### Work instructions
Tally every line featuring "name", then give that tally alone.
— Begin —
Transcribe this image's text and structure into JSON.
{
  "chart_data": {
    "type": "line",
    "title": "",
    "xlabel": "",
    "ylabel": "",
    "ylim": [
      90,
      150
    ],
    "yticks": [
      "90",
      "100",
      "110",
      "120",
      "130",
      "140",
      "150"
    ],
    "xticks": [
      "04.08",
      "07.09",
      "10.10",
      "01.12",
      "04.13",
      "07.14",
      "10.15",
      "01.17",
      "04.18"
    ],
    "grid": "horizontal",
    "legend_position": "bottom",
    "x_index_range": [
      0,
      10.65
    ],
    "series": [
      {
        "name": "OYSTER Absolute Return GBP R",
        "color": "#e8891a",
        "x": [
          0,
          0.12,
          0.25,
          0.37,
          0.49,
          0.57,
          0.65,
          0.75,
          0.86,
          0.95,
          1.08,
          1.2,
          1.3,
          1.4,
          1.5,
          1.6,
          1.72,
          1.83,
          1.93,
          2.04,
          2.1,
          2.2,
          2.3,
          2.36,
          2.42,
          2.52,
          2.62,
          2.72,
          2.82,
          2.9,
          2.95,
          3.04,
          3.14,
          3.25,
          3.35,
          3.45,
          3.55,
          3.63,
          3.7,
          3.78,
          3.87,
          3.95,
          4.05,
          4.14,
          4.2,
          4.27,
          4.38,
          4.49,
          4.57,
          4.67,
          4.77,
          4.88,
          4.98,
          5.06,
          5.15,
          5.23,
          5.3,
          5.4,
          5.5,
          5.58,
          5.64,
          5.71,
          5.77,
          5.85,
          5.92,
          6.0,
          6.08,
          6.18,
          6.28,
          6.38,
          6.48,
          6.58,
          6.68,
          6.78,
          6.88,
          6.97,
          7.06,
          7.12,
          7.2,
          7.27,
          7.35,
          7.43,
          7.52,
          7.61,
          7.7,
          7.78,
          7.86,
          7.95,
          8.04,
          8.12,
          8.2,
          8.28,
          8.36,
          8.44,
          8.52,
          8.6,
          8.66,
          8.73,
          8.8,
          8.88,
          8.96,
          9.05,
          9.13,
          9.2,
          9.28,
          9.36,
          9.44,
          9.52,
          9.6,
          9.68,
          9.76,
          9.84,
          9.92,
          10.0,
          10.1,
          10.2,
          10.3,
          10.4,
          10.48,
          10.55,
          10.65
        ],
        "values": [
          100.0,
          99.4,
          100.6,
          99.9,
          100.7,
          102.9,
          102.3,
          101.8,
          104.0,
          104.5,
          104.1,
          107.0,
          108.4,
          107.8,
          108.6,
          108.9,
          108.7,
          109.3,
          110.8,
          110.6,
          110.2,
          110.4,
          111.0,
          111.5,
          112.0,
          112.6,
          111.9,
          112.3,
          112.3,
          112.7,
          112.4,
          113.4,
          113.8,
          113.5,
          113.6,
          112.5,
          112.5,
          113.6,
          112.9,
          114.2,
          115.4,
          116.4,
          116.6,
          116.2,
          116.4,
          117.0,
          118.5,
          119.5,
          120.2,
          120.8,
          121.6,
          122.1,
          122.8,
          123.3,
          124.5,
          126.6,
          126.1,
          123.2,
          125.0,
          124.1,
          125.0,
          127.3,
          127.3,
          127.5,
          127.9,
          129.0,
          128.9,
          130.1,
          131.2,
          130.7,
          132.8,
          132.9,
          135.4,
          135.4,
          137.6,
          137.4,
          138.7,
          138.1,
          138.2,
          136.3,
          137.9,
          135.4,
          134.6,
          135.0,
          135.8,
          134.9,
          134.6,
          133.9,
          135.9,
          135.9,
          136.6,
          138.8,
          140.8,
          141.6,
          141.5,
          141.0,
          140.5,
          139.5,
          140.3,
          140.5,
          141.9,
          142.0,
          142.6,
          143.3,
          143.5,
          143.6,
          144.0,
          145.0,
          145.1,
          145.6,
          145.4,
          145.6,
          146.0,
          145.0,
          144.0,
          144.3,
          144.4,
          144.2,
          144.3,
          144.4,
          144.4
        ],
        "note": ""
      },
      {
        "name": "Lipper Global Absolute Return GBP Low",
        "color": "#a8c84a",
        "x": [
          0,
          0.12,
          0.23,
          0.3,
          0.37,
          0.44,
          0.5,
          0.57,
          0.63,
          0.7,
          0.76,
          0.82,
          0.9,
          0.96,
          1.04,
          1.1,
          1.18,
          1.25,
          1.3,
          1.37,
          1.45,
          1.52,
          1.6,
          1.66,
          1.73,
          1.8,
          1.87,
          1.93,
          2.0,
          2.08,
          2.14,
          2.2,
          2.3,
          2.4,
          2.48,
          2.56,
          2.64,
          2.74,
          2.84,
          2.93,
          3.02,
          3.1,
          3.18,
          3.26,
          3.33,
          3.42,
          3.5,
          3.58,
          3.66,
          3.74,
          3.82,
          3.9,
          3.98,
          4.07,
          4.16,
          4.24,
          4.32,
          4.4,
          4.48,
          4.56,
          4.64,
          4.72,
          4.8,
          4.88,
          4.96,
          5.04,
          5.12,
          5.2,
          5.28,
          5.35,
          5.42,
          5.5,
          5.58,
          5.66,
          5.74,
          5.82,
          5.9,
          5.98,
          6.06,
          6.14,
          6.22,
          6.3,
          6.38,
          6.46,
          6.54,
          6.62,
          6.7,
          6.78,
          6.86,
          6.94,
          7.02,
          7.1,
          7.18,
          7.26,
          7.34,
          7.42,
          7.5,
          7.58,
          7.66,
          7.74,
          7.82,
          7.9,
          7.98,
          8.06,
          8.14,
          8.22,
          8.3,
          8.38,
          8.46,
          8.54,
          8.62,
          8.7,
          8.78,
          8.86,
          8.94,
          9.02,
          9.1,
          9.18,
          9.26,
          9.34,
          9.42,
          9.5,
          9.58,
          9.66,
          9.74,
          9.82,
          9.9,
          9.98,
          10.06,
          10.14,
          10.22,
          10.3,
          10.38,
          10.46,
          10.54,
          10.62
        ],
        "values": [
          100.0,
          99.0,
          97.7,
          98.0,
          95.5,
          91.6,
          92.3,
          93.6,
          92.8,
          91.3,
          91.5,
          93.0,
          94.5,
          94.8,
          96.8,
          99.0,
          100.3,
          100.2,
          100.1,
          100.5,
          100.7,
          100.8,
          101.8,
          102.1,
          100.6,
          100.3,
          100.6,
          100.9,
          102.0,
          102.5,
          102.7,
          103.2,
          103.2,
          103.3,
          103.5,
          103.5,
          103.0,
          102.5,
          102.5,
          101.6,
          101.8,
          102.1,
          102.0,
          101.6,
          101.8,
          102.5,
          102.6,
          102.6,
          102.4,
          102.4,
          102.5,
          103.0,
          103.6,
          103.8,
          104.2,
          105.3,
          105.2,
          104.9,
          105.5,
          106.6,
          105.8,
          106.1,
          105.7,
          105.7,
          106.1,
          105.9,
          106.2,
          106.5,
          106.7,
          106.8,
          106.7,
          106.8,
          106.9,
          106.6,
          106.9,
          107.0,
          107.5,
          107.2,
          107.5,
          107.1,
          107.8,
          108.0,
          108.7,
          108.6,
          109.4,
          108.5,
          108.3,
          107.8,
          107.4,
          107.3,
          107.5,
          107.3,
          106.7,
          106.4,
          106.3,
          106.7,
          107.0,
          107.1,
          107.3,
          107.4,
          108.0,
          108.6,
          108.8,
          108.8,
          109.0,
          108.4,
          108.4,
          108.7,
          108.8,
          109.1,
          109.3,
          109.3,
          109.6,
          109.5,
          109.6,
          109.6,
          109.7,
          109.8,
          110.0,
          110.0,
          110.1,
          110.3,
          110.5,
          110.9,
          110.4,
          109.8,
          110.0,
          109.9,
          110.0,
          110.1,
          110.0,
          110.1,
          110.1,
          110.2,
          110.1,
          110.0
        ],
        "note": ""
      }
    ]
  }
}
— End —
### Output of the task
2